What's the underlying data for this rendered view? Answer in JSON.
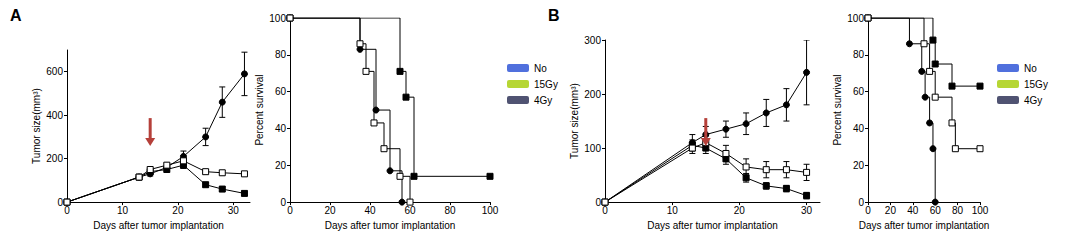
{
  "chart_data": [
    {
      "type": "line",
      "title": "A",
      "x_label": "Days after tumor implantation",
      "y_label": "Tumor size(mm³)",
      "xlim": [
        0,
        33
      ],
      "xticks": [
        0,
        10,
        20,
        30
      ],
      "ylim": [
        0,
        700
      ],
      "yticks": [
        0,
        200,
        400,
        600
      ],
      "grid": false,
      "annotations": [
        {
          "type": "arrow",
          "x": 15,
          "color": "#b5403a"
        }
      ],
      "series": [
        {
          "name": "No",
          "color": "#000000",
          "marker": "circle",
          "x": [
            0,
            13,
            15,
            18,
            21,
            25,
            28,
            32
          ],
          "values": [
            0,
            115,
            130,
            160,
            210,
            300,
            460,
            590
          ],
          "errors": [
            0,
            10,
            10,
            15,
            25,
            40,
            70,
            100
          ]
        },
        {
          "name": "15Gy",
          "color": "#000000",
          "marker": "square",
          "x": [
            0,
            13,
            15,
            18,
            21,
            25,
            28,
            32
          ],
          "values": [
            0,
            115,
            140,
            150,
            170,
            80,
            60,
            40
          ],
          "errors": [
            0,
            10,
            10,
            10,
            15,
            10,
            10,
            10
          ]
        },
        {
          "name": "4Gy",
          "color": "#000000",
          "marker": "open_square",
          "x": [
            0,
            13,
            15,
            18,
            21,
            25,
            28,
            32
          ],
          "values": [
            0,
            115,
            150,
            170,
            190,
            140,
            135,
            130
          ],
          "errors": [
            0,
            10,
            10,
            10,
            15,
            10,
            10,
            10
          ]
        }
      ]
    },
    {
      "type": "line",
      "line_style": "step",
      "x_label": "Days after tumor implantation",
      "y_label": "Percent survival",
      "xlim": [
        0,
        100
      ],
      "xticks": [
        0,
        20,
        40,
        60,
        80,
        100
      ],
      "ylim": [
        0,
        100
      ],
      "yticks": [
        0,
        20,
        40,
        60,
        80,
        100
      ],
      "grid": false,
      "legend": "right",
      "series": [
        {
          "name": "No",
          "color": "#000000",
          "marker": "circle",
          "x": [
            0,
            35,
            43,
            50,
            56
          ],
          "values": [
            100,
            83,
            50,
            17,
            0
          ]
        },
        {
          "name": "15Gy",
          "color": "#000000",
          "marker": "square",
          "x": [
            0,
            55,
            58,
            62,
            100
          ],
          "values": [
            100,
            71,
            57,
            14,
            14
          ]
        },
        {
          "name": "4Gy",
          "color": "#000000",
          "marker": "open_square",
          "x": [
            0,
            35,
            38,
            42,
            47,
            55,
            60
          ],
          "values": [
            100,
            86,
            71,
            43,
            29,
            14,
            0
          ]
        }
      ]
    },
    {
      "type": "line",
      "title": "B",
      "x_label": "Days after tumor implantation",
      "y_label": "Tumor size(mm³)",
      "xlim": [
        0,
        32
      ],
      "xticks": [
        0,
        10,
        20,
        30
      ],
      "ylim": [
        0,
        300
      ],
      "yticks": [
        0,
        100,
        200,
        300
      ],
      "grid": false,
      "annotations": [
        {
          "type": "arrow",
          "x": 15,
          "color": "#b5403a"
        }
      ],
      "series": [
        {
          "name": "No",
          "color": "#000000",
          "marker": "circle",
          "x": [
            0,
            13,
            15,
            18,
            21,
            24,
            27,
            30
          ],
          "values": [
            0,
            110,
            125,
            135,
            145,
            165,
            180,
            240
          ],
          "errors": [
            0,
            15,
            15,
            15,
            20,
            25,
            30,
            60
          ]
        },
        {
          "name": "15Gy",
          "color": "#000000",
          "marker": "square",
          "x": [
            0,
            13,
            15,
            18,
            21,
            24,
            27,
            30
          ],
          "values": [
            0,
            105,
            100,
            80,
            45,
            30,
            25,
            12
          ],
          "errors": [
            0,
            10,
            10,
            10,
            8,
            6,
            6,
            6
          ]
        },
        {
          "name": "4Gy",
          "color": "#000000",
          "marker": "open_square",
          "x": [
            0,
            13,
            15,
            18,
            21,
            24,
            27,
            30
          ],
          "values": [
            0,
            100,
            110,
            90,
            65,
            60,
            60,
            55
          ],
          "errors": [
            0,
            10,
            12,
            15,
            15,
            15,
            15,
            15
          ]
        }
      ]
    },
    {
      "type": "line",
      "line_style": "step",
      "x_label": "Days after tumor implantation",
      "y_label": "Percent survival",
      "xlim": [
        0,
        100
      ],
      "xticks": [
        0,
        20,
        40,
        60,
        80,
        100
      ],
      "ylim": [
        0,
        100
      ],
      "yticks": [
        0,
        20,
        40,
        60,
        80,
        100
      ],
      "grid": false,
      "legend": "right",
      "series": [
        {
          "name": "No",
          "color": "#000000",
          "marker": "circle",
          "x": [
            0,
            37,
            48,
            51,
            55,
            58,
            60
          ],
          "values": [
            100,
            86,
            71,
            57,
            43,
            29,
            0
          ]
        },
        {
          "name": "15Gy",
          "color": "#000000",
          "marker": "square",
          "x": [
            0,
            58,
            60,
            75,
            100
          ],
          "values": [
            100,
            88,
            75,
            63,
            63
          ]
        },
        {
          "name": "4Gy",
          "color": "#000000",
          "marker": "open_square",
          "x": [
            0,
            50,
            55,
            60,
            75,
            78,
            100
          ],
          "values": [
            100,
            86,
            71,
            57,
            43,
            29,
            29
          ]
        }
      ]
    }
  ]
}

....

→ THE TASK
No pictures belong in the copy. Repeat the listing above exactly.

→ ANSWER SPACE
What's the underlying data for this rendered view? Answer in JSON.
{
  "chart_data": [
    {
      "type": "line",
      "title": "A",
      "x_label": "Days after tumor implantation",
      "y_label": "Tumor size(mm³)",
      "xlim": [
        0,
        33
      ],
      "xticks": [
        0,
        10,
        20,
        30
      ],
      "ylim": [
        0,
        700
      ],
      "yticks": [
        0,
        200,
        400,
        600
      ],
      "grid": false,
      "annotations": [
        {
          "type": "arrow",
          "x": 15,
          "color": "#b5403a"
        }
      ],
      "series": [
        {
          "name": "No",
          "color": "#000000",
          "marker": "circle",
          "x": [
            0,
            13,
            15,
            18,
            21,
            25,
            28,
            32
          ],
          "values": [
            0,
            115,
            130,
            160,
            210,
            300,
            460,
            590
          ],
          "errors": [
            0,
            10,
            10,
            15,
            25,
            40,
            70,
            100
          ]
        },
        {
          "name": "15Gy",
          "color": "#000000",
          "marker": "square",
          "x": [
            0,
            13,
            15,
            18,
            21,
            25,
            28,
            32
          ],
          "values": [
            0,
            115,
            140,
            150,
            170,
            80,
            60,
            40
          ],
          "errors": [
            0,
            10,
            10,
            10,
            15,
            10,
            10,
            10
          ]
        },
        {
          "name": "4Gy",
          "color": "#000000",
          "marker": "open_square",
          "x": [
            0,
            13,
            15,
            18,
            21,
            25,
            28,
            32
          ],
          "values": [
            0,
            115,
            150,
            170,
            190,
            140,
            135,
            130
          ],
          "errors": [
            0,
            10,
            10,
            10,
            15,
            10,
            10,
            10
          ]
        }
      ]
    },
    {
      "type": "line",
      "line_style": "step",
      "x_label": "Days after tumor implantation",
      "y_label": "Percent survival",
      "xlim": [
        0,
        100
      ],
      "xticks": [
        0,
        20,
        40,
        60,
        80,
        100
      ],
      "ylim": [
        0,
        100
      ],
      "yticks": [
        0,
        20,
        40,
        60,
        80,
        100
      ],
      "grid": false,
      "legend": "right",
      "series": [
        {
          "name": "No",
          "color": "#000000",
          "marker": "circle",
          "x": [
            0,
            35,
            43,
            50,
            56
          ],
          "values": [
            100,
            83,
            50,
            17,
            0
          ]
        },
        {
          "name": "15Gy",
          "color": "#000000",
          "marker": "square",
          "x": [
            0,
            55,
            58,
            62,
            100
          ],
          "values": [
            100,
            71,
            57,
            14,
            14
          ]
        },
        {
          "name": "4Gy",
          "color": "#000000",
          "marker": "open_square",
          "x": [
            0,
            35,
            38,
            42,
            47,
            55,
            60
          ],
          "values": [
            100,
            86,
            71,
            43,
            29,
            14,
            0
          ]
        }
      ]
    },
    {
      "type": "line",
      "title": "B",
      "x_label": "Days after tumor implantation",
      "y_label": "Tumor size(mm³)",
      "xlim": [
        0,
        32
      ],
      "xticks": [
        0,
        10,
        20,
        30
      ],
      "ylim": [
        0,
        300
      ],
      "yticks": [
        0,
        100,
        200,
        300
      ],
      "grid": false,
      "annotations": [
        {
          "type": "arrow",
          "x": 15,
          "color": "#b5403a"
        }
      ],
      "series": [
        {
          "name": "No",
          "color": "#000000",
          "marker": "circle",
          "x": [
            0,
            13,
            15,
            18,
            21,
            24,
            27,
            30
          ],
          "values": [
            0,
            110,
            125,
            135,
            145,
            165,
            180,
            240
          ],
          "errors": [
            0,
            15,
            15,
            15,
            20,
            25,
            30,
            60
          ]
        },
        {
          "name": "15Gy",
          "color": "#000000",
          "marker": "square",
          "x": [
            0,
            13,
            15,
            18,
            21,
            24,
            27,
            30
          ],
          "values": [
            0,
            105,
            100,
            80,
            45,
            30,
            25,
            12
          ],
          "errors": [
            0,
            10,
            10,
            10,
            8,
            6,
            6,
            6
          ]
        },
        {
          "name": "4Gy",
          "color": "#000000",
          "marker": "open_square",
          "x": [
            0,
            13,
            15,
            18,
            21,
            24,
            27,
            30
          ],
          "values": [
            0,
            100,
            110,
            90,
            65,
            60,
            60,
            55
          ],
          "errors": [
            0,
            10,
            12,
            15,
            15,
            15,
            15,
            15
          ]
        }
      ]
    },
    {
      "type": "line",
      "line_style": "step",
      "x_label": "Days after tumor implantation",
      "y_label": "Percent survival",
      "xlim": [
        0,
        100
      ],
      "xticks": [
        0,
        20,
        40,
        60,
        80,
        100
      ],
      "ylim": [
        0,
        100
      ],
      "yticks": [
        0,
        20,
        40,
        60,
        80,
        100
      ],
      "grid": false,
      "legend": "right",
      "series": [
        {
          "name": "No",
          "color": "#000000",
          "marker": "circle",
          "x": [
            0,
            37,
            48,
            51,
            55,
            58,
            60
          ],
          "values": [
            100,
            86,
            71,
            57,
            43,
            29,
            0
          ]
        },
        {
          "name": "15Gy",
          "color": "#000000",
          "marker": "square",
          "x": [
            0,
            58,
            60,
            75,
            100
          ],
          "values": [
            100,
            88,
            75,
            63,
            63
          ]
        },
        {
          "name": "4Gy",
          "color": "#000000",
          "marker": "open_square",
          "x": [
            0,
            50,
            55,
            60,
            75,
            78,
            100
          ],
          "values": [
            100,
            86,
            71,
            57,
            43,
            29,
            29
          ]
        }
      ]
    }
  ]
}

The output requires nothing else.